▶ Objective: Output a single figure: the number of lines in which the word "Settings" appears.

▶ Stored data entries:
====

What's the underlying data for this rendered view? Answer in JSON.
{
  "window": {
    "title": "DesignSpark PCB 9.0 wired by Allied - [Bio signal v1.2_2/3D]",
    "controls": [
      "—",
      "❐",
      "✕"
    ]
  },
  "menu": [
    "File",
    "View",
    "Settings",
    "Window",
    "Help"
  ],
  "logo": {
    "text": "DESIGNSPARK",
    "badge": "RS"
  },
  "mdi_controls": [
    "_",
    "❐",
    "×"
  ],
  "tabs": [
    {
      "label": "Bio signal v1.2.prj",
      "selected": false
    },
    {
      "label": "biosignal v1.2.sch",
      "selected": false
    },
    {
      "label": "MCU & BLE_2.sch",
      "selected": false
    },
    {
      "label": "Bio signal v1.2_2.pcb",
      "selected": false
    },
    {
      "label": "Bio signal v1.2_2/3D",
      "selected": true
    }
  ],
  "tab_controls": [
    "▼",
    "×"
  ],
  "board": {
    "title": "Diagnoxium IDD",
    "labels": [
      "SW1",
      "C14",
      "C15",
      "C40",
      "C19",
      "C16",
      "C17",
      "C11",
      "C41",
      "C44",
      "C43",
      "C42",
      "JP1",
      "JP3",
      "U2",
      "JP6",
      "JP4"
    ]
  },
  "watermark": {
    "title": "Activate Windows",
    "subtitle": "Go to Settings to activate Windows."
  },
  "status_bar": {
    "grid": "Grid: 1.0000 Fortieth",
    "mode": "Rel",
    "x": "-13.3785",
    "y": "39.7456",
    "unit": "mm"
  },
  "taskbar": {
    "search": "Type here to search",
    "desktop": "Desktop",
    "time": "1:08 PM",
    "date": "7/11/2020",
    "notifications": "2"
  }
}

====

▶ Full output: 2